RECORDS PROVIDED »
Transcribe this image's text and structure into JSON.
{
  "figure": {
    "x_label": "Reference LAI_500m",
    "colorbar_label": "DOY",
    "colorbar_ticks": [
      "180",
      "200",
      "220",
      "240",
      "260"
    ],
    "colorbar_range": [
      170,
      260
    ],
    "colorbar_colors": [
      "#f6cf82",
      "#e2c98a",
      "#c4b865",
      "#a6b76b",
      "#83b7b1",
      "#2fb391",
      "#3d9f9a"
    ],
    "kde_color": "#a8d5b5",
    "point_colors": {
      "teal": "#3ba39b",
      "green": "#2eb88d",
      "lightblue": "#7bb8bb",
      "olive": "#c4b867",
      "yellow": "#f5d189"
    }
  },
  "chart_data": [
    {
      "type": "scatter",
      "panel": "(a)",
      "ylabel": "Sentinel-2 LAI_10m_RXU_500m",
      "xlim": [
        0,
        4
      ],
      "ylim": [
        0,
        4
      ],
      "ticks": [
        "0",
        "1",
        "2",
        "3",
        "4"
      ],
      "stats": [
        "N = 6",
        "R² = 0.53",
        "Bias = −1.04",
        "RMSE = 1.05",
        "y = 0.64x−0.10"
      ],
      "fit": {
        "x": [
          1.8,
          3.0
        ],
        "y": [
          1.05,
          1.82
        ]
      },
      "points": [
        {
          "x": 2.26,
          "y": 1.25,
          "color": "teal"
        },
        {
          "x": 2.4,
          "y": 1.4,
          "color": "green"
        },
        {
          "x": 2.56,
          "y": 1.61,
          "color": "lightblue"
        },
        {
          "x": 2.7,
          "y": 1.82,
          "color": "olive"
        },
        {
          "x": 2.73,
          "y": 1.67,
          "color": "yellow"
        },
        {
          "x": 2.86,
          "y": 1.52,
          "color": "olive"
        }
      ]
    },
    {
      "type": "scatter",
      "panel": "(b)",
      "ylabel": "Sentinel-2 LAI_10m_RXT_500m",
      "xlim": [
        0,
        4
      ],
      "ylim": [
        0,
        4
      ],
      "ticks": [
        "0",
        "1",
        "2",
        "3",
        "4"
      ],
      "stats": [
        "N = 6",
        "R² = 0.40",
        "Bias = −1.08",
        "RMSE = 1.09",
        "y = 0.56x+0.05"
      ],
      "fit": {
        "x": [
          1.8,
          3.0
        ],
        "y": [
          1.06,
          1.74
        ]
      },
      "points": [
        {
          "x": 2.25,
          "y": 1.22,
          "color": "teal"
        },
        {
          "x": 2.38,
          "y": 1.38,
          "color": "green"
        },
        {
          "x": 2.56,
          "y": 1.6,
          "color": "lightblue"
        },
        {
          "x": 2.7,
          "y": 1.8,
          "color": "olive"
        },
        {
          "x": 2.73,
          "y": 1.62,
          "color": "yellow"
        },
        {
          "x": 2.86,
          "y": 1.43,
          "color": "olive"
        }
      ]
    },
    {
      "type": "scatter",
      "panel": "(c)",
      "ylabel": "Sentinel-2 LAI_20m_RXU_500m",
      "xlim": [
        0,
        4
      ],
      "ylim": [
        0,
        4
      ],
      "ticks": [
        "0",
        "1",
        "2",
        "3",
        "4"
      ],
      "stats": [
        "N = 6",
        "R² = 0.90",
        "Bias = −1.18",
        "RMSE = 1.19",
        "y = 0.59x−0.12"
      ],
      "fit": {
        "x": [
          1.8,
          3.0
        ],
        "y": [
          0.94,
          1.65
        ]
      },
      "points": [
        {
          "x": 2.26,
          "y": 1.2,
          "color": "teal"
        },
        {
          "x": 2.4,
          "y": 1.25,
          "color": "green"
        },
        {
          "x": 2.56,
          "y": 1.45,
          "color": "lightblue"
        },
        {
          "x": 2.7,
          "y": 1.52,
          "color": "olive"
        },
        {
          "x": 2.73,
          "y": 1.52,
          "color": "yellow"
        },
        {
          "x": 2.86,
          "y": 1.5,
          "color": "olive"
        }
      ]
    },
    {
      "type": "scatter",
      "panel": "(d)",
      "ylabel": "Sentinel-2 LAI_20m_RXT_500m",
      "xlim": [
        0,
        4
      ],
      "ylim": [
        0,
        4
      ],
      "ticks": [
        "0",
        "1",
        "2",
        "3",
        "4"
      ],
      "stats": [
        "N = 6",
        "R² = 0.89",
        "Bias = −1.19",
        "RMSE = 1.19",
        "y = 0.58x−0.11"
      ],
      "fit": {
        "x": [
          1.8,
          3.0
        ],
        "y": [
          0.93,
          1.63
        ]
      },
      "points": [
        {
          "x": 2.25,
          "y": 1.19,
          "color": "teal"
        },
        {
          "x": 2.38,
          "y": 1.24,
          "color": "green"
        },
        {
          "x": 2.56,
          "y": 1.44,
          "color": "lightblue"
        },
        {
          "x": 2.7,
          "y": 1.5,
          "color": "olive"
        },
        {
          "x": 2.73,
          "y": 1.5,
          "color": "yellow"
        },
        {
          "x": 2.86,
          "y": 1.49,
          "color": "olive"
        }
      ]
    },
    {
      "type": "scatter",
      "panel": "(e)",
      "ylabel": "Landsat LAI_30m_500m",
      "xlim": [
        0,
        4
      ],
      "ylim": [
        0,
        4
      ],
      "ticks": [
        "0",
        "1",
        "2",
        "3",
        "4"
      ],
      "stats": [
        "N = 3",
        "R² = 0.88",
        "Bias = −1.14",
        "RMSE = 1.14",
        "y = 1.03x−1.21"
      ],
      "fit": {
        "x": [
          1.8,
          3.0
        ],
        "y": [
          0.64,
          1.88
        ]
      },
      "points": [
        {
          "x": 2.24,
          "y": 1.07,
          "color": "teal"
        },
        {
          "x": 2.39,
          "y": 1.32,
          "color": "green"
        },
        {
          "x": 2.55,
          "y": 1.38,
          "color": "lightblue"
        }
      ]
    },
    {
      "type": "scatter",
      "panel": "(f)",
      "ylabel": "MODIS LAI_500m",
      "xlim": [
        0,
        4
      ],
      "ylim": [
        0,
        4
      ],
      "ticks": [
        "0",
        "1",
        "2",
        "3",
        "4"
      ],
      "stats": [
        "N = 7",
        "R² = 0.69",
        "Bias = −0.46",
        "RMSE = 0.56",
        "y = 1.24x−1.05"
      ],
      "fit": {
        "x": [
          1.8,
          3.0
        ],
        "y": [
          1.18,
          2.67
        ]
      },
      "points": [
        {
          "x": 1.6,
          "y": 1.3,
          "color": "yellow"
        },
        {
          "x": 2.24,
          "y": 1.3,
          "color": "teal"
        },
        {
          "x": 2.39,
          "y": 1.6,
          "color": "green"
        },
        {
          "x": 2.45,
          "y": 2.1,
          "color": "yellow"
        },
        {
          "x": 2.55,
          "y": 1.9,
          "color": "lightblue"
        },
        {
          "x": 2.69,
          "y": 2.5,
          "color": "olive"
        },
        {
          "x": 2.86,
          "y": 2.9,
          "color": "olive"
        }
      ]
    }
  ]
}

GIVEN PROBLEM »
Your task is to print the whole listing again exactly.

WRITTEN ANSWER »
Transcribe this image's text and structure into JSON.
{
  "figure": {
    "x_label": "Reference LAI_500m",
    "colorbar_label": "DOY",
    "colorbar_ticks": [
      "180",
      "200",
      "220",
      "240",
      "260"
    ],
    "colorbar_range": [
      170,
      260
    ],
    "colorbar_colors": [
      "#f6cf82",
      "#e2c98a",
      "#c4b865",
      "#a6b76b",
      "#83b7b1",
      "#2fb391",
      "#3d9f9a"
    ],
    "kde_color": "#a8d5b5",
    "point_colors": {
      "teal": "#3ba39b",
      "green": "#2eb88d",
      "lightblue": "#7bb8bb",
      "olive": "#c4b867",
      "yellow": "#f5d189"
    }
  },
  "chart_data": [
    {
      "type": "scatter",
      "panel": "(a)",
      "ylabel": "Sentinel-2 LAI_10m_RXU_500m",
      "xlim": [
        0,
        4
      ],
      "ylim": [
        0,
        4
      ],
      "ticks": [
        "0",
        "1",
        "2",
        "3",
        "4"
      ],
      "stats": [
        "N = 6",
        "R² = 0.53",
        "Bias = −1.04",
        "RMSE = 1.05",
        "y = 0.64x−0.10"
      ],
      "fit": {
        "x": [
          1.8,
          3.0
        ],
        "y": [
          1.05,
          1.82
        ]
      },
      "points": [
        {
          "x": 2.26,
          "y": 1.25,
          "color": "teal"
        },
        {
          "x": 2.4,
          "y": 1.4,
          "color": "green"
        },
        {
          "x": 2.56,
          "y": 1.61,
          "color": "lightblue"
        },
        {
          "x": 2.7,
          "y": 1.82,
          "color": "olive"
        },
        {
          "x": 2.73,
          "y": 1.67,
          "color": "yellow"
        },
        {
          "x": 2.86,
          "y": 1.52,
          "color": "olive"
        }
      ]
    },
    {
      "type": "scatter",
      "panel": "(b)",
      "ylabel": "Sentinel-2 LAI_10m_RXT_500m",
      "xlim": [
        0,
        4
      ],
      "ylim": [
        0,
        4
      ],
      "ticks": [
        "0",
        "1",
        "2",
        "3",
        "4"
      ],
      "stats": [
        "N = 6",
        "R² = 0.40",
        "Bias = −1.08",
        "RMSE = 1.09",
        "y = 0.56x+0.05"
      ],
      "fit": {
        "x": [
          1.8,
          3.0
        ],
        "y": [
          1.06,
          1.74
        ]
      },
      "points": [
        {
          "x": 2.25,
          "y": 1.22,
          "color": "teal"
        },
        {
          "x": 2.38,
          "y": 1.38,
          "color": "green"
        },
        {
          "x": 2.56,
          "y": 1.6,
          "color": "lightblue"
        },
        {
          "x": 2.7,
          "y": 1.8,
          "color": "olive"
        },
        {
          "x": 2.73,
          "y": 1.62,
          "color": "yellow"
        },
        {
          "x": 2.86,
          "y": 1.43,
          "color": "olive"
        }
      ]
    },
    {
      "type": "scatter",
      "panel": "(c)",
      "ylabel": "Sentinel-2 LAI_20m_RXU_500m",
      "xlim": [
        0,
        4
      ],
      "ylim": [
        0,
        4
      ],
      "ticks": [
        "0",
        "1",
        "2",
        "3",
        "4"
      ],
      "stats": [
        "N = 6",
        "R² = 0.90",
        "Bias = −1.18",
        "RMSE = 1.19",
        "y = 0.59x−0.12"
      ],
      "fit": {
        "x": [
          1.8,
          3.0
        ],
        "y": [
          0.94,
          1.65
        ]
      },
      "points": [
        {
          "x": 2.26,
          "y": 1.2,
          "color": "teal"
        },
        {
          "x": 2.4,
          "y": 1.25,
          "color": "green"
        },
        {
          "x": 2.56,
          "y": 1.45,
          "color": "lightblue"
        },
        {
          "x": 2.7,
          "y": 1.52,
          "color": "olive"
        },
        {
          "x": 2.73,
          "y": 1.52,
          "color": "yellow"
        },
        {
          "x": 2.86,
          "y": 1.5,
          "color": "olive"
        }
      ]
    },
    {
      "type": "scatter",
      "panel": "(d)",
      "ylabel": "Sentinel-2 LAI_20m_RXT_500m",
      "xlim": [
        0,
        4
      ],
      "ylim": [
        0,
        4
      ],
      "ticks": [
        "0",
        "1",
        "2",
        "3",
        "4"
      ],
      "stats": [
        "N = 6",
        "R² = 0.89",
        "Bias = −1.19",
        "RMSE = 1.19",
        "y = 0.58x−0.11"
      ],
      "fit": {
        "x": [
          1.8,
          3.0
        ],
        "y": [
          0.93,
          1.63
        ]
      },
      "points": [
        {
          "x": 2.25,
          "y": 1.19,
          "color": "teal"
        },
        {
          "x": 2.38,
          "y": 1.24,
          "color": "green"
        },
        {
          "x": 2.56,
          "y": 1.44,
          "color": "lightblue"
        },
        {
          "x": 2.7,
          "y": 1.5,
          "color": "olive"
        },
        {
          "x": 2.73,
          "y": 1.5,
          "color": "yellow"
        },
        {
          "x": 2.86,
          "y": 1.49,
          "color": "olive"
        }
      ]
    },
    {
      "type": "scatter",
      "panel": "(e)",
      "ylabel": "Landsat LAI_30m_500m",
      "xlim": [
        0,
        4
      ],
      "ylim": [
        0,
        4
      ],
      "ticks": [
        "0",
        "1",
        "2",
        "3",
        "4"
      ],
      "stats": [
        "N = 3",
        "R² = 0.88",
        "Bias = −1.14",
        "RMSE = 1.14",
        "y = 1.03x−1.21"
      ],
      "fit": {
        "x": [
          1.8,
          3.0
        ],
        "y": [
          0.64,
          1.88
        ]
      },
      "points": [
        {
          "x": 2.24,
          "y": 1.07,
          "color": "teal"
        },
        {
          "x": 2.39,
          "y": 1.32,
          "color": "green"
        },
        {
          "x": 2.55,
          "y": 1.38,
          "color": "lightblue"
        }
      ]
    },
    {
      "type": "scatter",
      "panel": "(f)",
      "ylabel": "MODIS LAI_500m",
      "xlim": [
        0,
        4
      ],
      "ylim": [
        0,
        4
      ],
      "ticks": [
        "0",
        "1",
        "2",
        "3",
        "4"
      ],
      "stats": [
        "N = 7",
        "R² = 0.69",
        "Bias = −0.46",
        "RMSE = 0.56",
        "y = 1.24x−1.05"
      ],
      "fit": {
        "x": [
          1.8,
          3.0
        ],
        "y": [
          1.18,
          2.67
        ]
      },
      "points": [
        {
          "x": 1.6,
          "y": 1.3,
          "color": "yellow"
        },
        {
          "x": 2.24,
          "y": 1.3,
          "color": "teal"
        },
        {
          "x": 2.39,
          "y": 1.6,
          "color": "green"
        },
        {
          "x": 2.45,
          "y": 2.1,
          "color": "yellow"
        },
        {
          "x": 2.55,
          "y": 1.9,
          "color": "lightblue"
        },
        {
          "x": 2.69,
          "y": 2.5,
          "color": "olive"
        },
        {
          "x": 2.86,
          "y": 2.9,
          "color": "olive"
        }
      ]
    }
  ]
}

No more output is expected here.